Structured figure records:

........

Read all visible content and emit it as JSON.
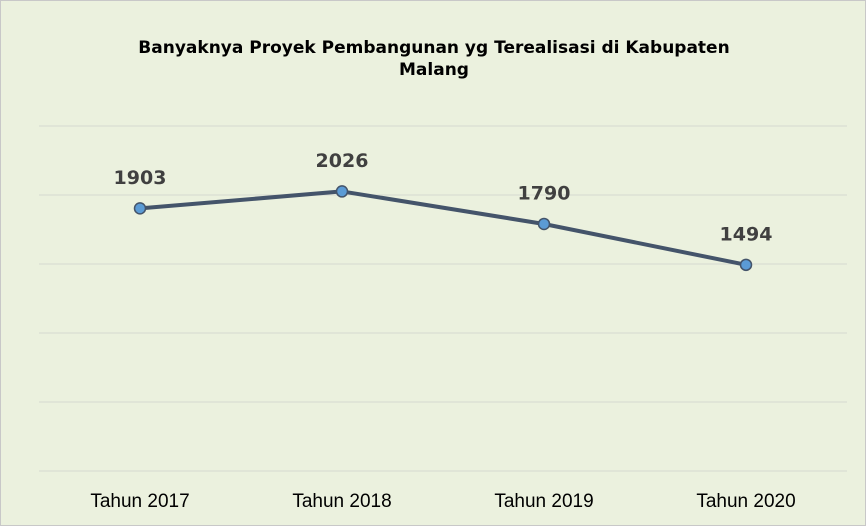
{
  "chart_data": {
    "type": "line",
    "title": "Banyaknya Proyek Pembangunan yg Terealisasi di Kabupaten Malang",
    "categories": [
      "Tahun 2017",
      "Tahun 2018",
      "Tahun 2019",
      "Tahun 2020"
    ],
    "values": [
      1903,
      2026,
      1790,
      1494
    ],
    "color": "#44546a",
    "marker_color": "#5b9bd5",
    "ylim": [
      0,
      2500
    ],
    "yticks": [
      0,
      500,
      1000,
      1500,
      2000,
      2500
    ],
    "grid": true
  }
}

........

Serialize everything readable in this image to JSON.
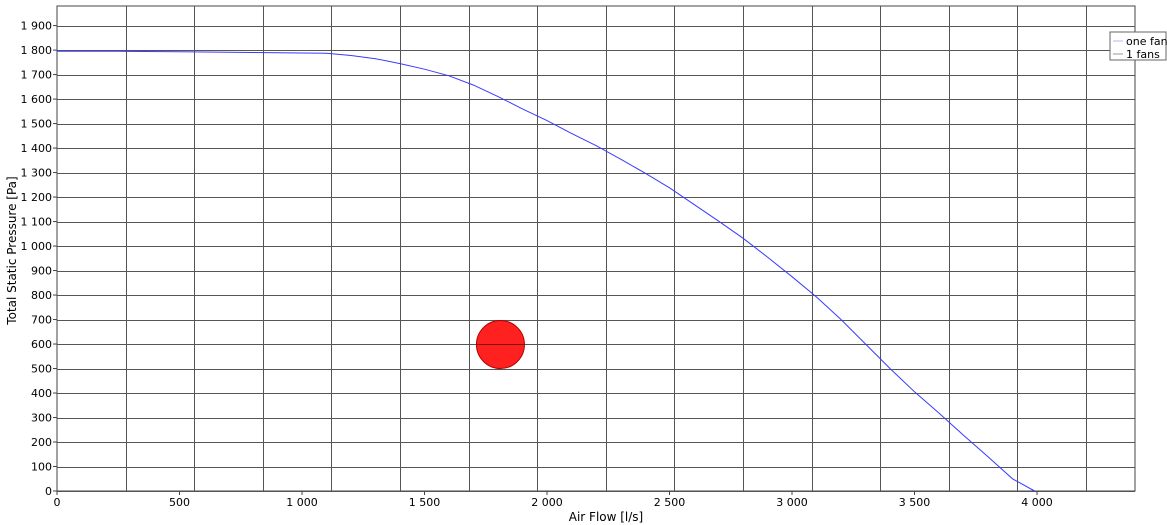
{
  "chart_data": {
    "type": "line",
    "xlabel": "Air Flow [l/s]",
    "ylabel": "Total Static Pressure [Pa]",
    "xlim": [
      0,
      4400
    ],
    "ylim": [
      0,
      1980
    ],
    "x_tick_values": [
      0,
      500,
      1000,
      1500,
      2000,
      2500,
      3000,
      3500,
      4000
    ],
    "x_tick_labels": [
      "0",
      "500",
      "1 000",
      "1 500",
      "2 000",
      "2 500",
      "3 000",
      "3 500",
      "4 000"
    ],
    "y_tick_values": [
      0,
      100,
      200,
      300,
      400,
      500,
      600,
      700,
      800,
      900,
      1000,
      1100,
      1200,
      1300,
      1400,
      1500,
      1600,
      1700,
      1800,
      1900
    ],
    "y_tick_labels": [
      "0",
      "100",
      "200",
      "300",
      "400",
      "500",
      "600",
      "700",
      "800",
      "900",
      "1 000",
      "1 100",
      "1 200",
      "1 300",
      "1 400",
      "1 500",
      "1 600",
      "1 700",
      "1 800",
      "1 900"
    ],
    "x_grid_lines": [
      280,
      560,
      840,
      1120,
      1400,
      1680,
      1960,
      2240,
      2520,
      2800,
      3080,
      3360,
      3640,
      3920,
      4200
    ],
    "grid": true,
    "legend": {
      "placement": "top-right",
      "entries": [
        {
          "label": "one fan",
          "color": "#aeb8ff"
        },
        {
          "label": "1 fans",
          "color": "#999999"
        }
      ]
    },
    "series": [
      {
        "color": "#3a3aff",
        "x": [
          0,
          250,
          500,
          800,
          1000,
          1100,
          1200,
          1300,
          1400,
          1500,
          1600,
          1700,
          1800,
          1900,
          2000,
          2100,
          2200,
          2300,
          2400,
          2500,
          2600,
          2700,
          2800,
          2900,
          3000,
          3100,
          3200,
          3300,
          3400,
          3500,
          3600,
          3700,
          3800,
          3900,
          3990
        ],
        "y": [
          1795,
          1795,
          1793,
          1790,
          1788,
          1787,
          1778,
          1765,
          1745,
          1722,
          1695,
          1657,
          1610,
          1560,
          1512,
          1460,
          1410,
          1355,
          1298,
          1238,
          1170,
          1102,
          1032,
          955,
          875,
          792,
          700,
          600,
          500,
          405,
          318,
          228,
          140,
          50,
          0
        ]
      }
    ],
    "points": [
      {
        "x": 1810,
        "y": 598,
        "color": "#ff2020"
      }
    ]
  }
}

........

Report every line containing the word "JSON" from the listing above.

- Output below:
Read all visible content and emit it as JSON.
Serialize everything readable in this image to JSON.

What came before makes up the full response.